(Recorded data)

--

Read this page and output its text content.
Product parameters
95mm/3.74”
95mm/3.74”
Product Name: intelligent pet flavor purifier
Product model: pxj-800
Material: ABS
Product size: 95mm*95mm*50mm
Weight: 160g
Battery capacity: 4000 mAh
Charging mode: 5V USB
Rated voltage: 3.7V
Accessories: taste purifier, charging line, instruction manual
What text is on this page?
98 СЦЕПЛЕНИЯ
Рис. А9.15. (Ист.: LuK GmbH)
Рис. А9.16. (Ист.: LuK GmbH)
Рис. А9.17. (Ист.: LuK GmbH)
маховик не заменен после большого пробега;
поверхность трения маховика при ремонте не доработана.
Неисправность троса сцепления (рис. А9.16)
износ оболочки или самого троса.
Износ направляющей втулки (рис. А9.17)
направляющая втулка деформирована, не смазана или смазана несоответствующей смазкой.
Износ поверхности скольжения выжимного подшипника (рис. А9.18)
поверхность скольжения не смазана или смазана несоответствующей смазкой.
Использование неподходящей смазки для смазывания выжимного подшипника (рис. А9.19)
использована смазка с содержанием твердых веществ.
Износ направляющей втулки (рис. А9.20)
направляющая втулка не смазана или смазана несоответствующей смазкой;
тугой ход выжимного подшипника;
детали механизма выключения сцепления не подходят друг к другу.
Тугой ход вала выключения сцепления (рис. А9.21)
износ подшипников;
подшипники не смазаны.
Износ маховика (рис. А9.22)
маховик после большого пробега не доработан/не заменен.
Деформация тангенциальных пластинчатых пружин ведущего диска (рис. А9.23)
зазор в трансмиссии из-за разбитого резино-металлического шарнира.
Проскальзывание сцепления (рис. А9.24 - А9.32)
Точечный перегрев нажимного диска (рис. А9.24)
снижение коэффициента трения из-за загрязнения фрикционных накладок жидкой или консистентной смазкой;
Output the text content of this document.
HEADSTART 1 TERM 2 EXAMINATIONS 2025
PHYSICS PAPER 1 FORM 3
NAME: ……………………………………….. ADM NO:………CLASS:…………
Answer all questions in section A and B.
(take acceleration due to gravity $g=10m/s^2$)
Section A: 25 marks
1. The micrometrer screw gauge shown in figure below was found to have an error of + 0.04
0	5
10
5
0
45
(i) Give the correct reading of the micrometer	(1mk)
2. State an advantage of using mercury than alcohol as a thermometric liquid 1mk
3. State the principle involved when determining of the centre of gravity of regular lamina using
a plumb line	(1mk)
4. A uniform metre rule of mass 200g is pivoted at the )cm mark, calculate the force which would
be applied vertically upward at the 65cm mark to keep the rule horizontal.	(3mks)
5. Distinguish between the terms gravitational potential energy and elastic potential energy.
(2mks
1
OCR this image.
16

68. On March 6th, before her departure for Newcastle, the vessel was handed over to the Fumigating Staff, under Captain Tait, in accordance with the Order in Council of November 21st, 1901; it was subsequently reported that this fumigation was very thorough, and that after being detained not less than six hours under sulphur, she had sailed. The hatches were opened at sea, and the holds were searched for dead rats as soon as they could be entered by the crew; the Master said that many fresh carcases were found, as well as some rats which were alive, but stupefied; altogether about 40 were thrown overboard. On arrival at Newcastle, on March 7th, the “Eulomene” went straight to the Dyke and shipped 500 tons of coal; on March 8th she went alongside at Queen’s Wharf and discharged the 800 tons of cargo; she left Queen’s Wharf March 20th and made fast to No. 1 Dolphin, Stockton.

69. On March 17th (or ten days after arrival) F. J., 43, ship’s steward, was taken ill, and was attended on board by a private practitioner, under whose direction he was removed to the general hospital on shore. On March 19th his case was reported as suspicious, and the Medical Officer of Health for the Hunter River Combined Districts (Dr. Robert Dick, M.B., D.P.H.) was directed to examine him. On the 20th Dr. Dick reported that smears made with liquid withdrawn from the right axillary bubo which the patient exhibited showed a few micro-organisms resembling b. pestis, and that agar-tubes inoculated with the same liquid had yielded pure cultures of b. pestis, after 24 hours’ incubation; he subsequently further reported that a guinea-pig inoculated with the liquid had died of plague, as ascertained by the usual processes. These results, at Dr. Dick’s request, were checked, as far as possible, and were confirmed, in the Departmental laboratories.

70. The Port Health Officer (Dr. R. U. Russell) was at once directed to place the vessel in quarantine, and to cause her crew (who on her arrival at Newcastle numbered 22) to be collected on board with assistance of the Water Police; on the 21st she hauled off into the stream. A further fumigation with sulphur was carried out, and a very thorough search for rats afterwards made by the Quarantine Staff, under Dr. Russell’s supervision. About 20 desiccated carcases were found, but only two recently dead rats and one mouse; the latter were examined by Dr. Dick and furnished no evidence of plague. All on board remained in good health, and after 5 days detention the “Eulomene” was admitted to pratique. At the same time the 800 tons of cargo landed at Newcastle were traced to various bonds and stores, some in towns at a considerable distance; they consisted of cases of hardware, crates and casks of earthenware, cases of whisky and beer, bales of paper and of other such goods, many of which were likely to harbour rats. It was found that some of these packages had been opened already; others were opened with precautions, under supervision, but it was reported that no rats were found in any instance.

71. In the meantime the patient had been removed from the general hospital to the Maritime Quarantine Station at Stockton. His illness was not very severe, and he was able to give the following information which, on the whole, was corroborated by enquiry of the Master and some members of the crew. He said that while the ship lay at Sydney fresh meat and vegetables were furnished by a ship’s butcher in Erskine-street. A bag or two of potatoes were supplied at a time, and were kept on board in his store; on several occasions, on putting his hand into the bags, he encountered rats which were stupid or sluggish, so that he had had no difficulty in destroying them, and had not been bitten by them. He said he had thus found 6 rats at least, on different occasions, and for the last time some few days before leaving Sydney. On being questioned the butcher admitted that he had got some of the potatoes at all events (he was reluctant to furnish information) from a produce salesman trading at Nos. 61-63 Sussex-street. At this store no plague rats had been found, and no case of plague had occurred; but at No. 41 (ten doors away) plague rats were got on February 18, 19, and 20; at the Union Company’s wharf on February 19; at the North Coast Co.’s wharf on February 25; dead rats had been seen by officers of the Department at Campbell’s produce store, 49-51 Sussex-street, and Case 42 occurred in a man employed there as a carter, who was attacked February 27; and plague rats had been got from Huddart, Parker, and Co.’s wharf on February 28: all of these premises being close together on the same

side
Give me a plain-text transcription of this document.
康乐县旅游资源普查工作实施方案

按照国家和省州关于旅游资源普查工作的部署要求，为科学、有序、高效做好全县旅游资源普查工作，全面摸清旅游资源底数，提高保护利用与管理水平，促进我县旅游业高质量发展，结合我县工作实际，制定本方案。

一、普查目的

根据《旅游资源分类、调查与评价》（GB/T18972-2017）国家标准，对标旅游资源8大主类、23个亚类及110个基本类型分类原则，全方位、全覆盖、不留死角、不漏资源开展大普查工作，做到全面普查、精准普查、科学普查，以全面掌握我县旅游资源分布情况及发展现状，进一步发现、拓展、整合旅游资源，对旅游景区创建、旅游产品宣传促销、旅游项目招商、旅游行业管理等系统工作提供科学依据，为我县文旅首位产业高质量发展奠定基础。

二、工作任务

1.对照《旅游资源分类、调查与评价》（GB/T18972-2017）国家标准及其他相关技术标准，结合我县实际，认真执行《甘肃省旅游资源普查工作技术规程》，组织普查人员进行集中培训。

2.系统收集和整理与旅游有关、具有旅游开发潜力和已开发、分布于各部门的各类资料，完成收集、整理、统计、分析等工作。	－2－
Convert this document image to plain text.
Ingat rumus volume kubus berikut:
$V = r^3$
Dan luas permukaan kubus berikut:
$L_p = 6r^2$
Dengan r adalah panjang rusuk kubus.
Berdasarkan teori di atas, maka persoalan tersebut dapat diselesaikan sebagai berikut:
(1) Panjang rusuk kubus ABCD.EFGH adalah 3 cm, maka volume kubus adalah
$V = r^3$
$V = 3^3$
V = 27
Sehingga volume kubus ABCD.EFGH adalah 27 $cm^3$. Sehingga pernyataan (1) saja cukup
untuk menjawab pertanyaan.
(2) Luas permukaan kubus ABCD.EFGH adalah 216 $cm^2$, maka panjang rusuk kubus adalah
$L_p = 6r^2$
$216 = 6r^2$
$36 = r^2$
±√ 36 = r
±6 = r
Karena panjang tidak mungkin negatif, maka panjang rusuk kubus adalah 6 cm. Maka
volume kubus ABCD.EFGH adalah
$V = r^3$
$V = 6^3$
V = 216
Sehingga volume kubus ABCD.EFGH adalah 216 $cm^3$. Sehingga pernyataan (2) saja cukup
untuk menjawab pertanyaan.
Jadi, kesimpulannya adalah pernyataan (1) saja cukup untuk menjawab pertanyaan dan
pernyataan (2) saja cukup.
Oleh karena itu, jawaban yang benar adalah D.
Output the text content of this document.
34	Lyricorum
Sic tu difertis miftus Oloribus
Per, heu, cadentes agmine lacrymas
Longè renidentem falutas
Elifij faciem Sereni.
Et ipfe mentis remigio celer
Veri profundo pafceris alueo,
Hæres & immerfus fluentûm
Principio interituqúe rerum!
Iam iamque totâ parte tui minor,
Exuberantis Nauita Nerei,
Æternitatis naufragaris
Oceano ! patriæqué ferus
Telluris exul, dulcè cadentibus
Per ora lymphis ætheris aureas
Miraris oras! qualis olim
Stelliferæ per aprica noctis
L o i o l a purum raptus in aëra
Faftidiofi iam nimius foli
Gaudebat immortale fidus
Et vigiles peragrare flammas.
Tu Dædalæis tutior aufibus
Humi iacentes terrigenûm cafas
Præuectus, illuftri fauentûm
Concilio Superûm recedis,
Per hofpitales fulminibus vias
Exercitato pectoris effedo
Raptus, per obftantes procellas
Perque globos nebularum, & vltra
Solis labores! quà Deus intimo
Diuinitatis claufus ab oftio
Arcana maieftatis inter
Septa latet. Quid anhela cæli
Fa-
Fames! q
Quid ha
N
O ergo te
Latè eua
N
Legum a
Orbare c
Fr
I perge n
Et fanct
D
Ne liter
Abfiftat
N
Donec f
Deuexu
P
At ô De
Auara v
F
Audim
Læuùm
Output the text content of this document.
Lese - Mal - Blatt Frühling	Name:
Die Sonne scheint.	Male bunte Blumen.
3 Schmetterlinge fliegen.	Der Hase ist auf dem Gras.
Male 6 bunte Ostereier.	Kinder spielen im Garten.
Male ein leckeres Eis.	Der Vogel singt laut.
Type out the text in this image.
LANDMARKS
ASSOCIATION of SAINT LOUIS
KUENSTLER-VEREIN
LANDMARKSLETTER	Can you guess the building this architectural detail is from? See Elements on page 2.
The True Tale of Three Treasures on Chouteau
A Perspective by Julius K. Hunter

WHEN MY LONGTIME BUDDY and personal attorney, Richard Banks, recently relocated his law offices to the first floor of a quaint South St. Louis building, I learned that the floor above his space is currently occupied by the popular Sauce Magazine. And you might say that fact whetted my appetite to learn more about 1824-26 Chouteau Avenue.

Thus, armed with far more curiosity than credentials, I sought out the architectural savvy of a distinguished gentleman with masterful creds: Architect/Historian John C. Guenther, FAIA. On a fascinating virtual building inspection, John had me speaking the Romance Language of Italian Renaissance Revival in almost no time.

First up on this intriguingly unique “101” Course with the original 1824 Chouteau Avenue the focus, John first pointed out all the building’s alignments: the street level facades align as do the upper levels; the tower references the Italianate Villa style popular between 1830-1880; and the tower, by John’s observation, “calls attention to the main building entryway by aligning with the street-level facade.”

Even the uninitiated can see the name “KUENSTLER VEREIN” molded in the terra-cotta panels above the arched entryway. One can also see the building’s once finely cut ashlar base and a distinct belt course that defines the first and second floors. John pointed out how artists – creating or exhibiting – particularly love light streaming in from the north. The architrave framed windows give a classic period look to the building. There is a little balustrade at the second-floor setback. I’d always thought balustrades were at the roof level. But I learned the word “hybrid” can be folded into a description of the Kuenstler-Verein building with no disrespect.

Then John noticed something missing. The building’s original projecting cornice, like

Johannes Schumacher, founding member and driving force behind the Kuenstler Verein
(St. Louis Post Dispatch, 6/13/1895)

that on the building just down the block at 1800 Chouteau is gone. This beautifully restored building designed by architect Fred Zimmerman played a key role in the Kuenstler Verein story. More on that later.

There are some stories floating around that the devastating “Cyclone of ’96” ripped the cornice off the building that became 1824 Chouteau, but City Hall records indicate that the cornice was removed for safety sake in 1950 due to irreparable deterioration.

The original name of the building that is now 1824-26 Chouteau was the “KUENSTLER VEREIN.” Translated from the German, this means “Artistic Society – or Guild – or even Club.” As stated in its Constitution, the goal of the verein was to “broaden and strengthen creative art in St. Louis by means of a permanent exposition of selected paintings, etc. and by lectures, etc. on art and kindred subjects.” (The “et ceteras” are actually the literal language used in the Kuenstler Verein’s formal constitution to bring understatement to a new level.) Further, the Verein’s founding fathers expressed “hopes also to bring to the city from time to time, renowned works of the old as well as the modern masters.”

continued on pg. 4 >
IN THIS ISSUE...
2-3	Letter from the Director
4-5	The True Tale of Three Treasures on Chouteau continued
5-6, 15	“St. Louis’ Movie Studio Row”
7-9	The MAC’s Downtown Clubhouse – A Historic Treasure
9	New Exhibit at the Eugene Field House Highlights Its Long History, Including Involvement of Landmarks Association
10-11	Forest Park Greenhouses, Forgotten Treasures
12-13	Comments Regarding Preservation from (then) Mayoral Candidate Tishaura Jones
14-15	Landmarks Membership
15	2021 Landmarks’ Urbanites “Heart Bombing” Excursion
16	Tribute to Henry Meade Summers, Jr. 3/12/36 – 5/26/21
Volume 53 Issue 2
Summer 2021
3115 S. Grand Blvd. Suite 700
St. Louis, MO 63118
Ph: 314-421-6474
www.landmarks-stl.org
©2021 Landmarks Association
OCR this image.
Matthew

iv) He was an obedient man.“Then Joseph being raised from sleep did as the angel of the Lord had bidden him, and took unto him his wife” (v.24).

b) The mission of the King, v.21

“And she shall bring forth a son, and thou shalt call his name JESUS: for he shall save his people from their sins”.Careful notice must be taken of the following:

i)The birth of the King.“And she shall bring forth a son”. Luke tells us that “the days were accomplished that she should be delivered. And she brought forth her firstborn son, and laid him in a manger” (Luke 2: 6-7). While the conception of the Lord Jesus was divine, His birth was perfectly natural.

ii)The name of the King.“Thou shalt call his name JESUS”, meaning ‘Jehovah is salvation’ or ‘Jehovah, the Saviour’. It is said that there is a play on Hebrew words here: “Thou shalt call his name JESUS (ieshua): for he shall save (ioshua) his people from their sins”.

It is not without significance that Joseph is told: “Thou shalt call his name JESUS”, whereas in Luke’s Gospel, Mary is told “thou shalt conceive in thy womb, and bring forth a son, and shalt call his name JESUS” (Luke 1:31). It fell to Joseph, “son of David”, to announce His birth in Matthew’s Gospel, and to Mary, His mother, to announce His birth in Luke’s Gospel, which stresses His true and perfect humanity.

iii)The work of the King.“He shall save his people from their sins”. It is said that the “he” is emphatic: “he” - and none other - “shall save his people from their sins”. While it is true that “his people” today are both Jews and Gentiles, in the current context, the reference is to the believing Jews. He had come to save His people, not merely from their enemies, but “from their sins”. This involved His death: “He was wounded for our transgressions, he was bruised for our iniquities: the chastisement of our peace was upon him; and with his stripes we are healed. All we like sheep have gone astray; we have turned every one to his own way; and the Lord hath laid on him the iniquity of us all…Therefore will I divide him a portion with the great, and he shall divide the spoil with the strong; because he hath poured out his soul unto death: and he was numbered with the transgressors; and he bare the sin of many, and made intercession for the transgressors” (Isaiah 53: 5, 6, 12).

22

--

## Exercise instructions
Give the number of lines in the records that contain the string "involved", with no other output.

## Result below
2